All lines in which the word "آلات" occurs are to be extracted.

## Extracted material:
━━━

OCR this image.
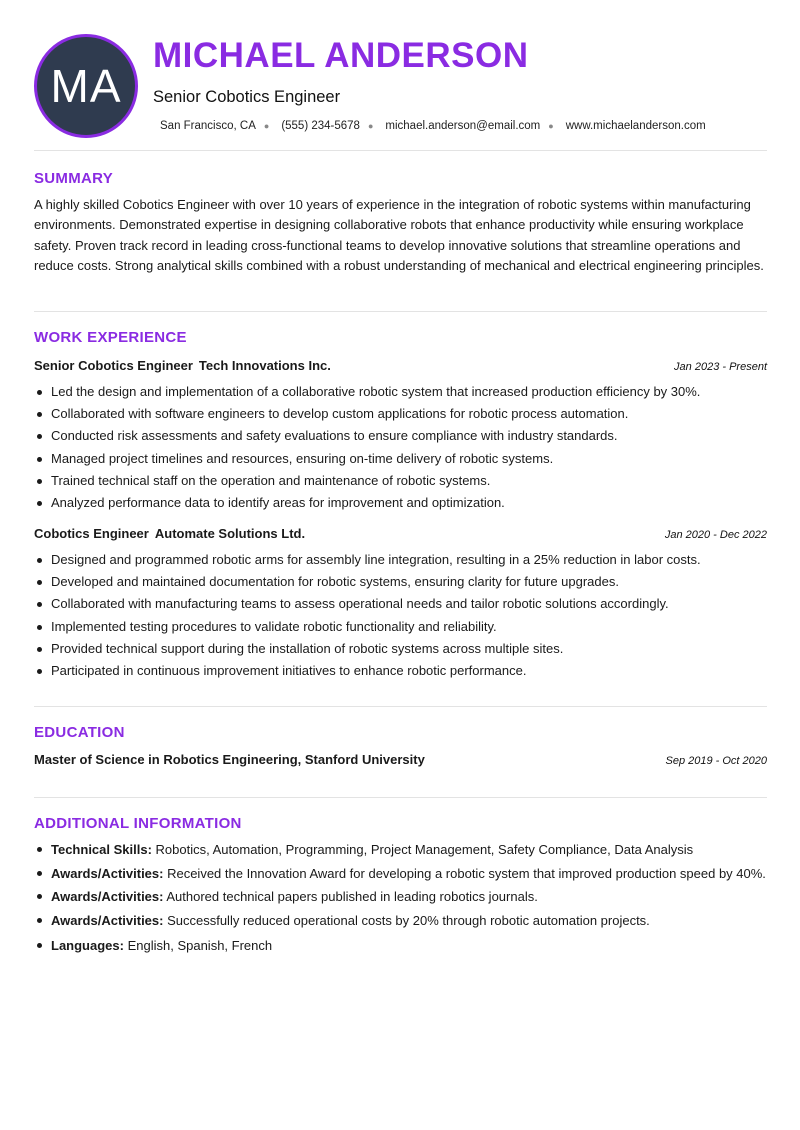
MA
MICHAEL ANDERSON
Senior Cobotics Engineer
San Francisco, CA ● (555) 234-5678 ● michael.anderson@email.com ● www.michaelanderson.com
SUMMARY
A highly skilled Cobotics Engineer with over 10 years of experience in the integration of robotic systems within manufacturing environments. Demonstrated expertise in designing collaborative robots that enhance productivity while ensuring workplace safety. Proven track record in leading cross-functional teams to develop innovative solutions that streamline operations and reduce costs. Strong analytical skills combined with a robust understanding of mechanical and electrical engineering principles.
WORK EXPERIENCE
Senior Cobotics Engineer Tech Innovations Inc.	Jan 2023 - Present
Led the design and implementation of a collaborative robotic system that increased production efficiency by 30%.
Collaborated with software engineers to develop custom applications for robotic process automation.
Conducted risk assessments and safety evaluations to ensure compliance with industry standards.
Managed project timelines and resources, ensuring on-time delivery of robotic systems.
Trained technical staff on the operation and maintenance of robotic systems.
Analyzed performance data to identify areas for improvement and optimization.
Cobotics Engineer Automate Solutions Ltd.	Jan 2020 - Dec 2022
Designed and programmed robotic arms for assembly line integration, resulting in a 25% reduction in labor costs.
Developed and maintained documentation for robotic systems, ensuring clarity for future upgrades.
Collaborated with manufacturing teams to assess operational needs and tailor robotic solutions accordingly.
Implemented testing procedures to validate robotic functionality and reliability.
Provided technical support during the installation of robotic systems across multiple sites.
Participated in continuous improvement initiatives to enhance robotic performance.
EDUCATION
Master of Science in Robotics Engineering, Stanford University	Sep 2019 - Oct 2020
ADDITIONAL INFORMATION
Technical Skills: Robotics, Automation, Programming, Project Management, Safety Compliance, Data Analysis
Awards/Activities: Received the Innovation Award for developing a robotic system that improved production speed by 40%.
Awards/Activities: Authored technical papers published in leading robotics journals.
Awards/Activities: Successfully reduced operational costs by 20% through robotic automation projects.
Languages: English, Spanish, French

━━━

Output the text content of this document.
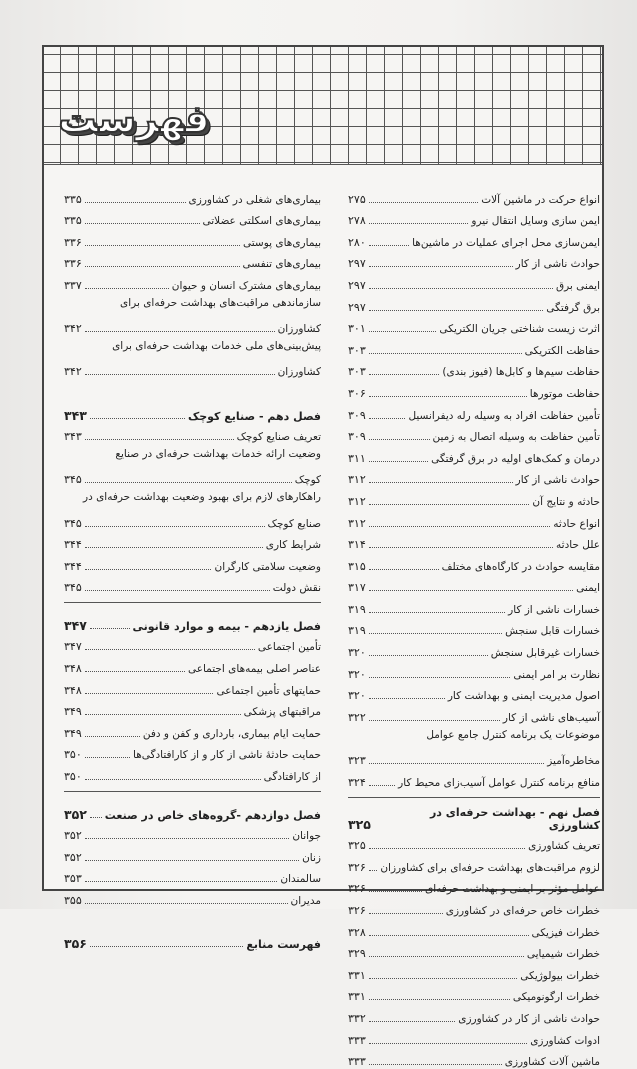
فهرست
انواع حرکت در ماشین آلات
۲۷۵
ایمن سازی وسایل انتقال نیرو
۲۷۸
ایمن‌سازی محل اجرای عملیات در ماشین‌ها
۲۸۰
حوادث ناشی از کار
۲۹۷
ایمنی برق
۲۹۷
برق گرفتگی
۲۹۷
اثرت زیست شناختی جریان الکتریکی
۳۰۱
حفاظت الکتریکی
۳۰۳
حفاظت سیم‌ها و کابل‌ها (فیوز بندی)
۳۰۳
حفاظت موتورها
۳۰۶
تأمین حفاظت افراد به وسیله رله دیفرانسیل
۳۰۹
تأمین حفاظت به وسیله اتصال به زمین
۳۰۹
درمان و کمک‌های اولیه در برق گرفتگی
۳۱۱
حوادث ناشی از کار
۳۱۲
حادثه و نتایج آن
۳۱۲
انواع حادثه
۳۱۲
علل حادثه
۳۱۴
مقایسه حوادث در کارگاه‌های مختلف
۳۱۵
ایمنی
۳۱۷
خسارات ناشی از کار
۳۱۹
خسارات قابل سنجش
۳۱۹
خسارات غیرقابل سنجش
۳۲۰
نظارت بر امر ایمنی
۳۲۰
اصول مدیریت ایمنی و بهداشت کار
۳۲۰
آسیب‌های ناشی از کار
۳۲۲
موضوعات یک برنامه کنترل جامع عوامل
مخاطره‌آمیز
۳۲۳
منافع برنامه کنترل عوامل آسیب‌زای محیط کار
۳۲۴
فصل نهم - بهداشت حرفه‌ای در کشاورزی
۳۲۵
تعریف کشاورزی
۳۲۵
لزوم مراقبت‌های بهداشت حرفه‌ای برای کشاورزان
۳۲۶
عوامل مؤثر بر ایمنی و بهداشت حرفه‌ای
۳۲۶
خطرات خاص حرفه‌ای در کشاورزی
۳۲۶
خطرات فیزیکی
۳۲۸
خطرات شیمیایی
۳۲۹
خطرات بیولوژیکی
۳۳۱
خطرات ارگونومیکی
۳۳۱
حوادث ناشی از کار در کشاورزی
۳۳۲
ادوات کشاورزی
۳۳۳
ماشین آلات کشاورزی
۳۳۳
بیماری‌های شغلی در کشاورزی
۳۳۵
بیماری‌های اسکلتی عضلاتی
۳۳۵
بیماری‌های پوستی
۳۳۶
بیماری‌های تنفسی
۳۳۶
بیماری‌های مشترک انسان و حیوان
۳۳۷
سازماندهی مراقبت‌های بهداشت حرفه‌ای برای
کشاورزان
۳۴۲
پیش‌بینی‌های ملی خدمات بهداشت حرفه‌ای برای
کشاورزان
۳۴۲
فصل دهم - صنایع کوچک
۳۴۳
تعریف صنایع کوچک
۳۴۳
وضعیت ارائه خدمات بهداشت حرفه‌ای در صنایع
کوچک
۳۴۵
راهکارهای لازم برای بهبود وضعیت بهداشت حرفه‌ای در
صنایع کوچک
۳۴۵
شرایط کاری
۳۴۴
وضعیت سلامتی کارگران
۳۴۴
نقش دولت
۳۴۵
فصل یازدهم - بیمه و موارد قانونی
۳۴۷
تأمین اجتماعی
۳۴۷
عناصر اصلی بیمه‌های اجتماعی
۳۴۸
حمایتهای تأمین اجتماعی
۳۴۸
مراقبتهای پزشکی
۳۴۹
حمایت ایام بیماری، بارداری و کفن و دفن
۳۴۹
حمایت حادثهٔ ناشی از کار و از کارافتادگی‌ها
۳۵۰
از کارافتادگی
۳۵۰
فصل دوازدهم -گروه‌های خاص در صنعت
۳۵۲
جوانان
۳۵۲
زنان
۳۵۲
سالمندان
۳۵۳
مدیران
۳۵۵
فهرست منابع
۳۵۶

━━━

## Solution:
انواع حرکت در ماشین آلات
ماشین آلات کشاورزی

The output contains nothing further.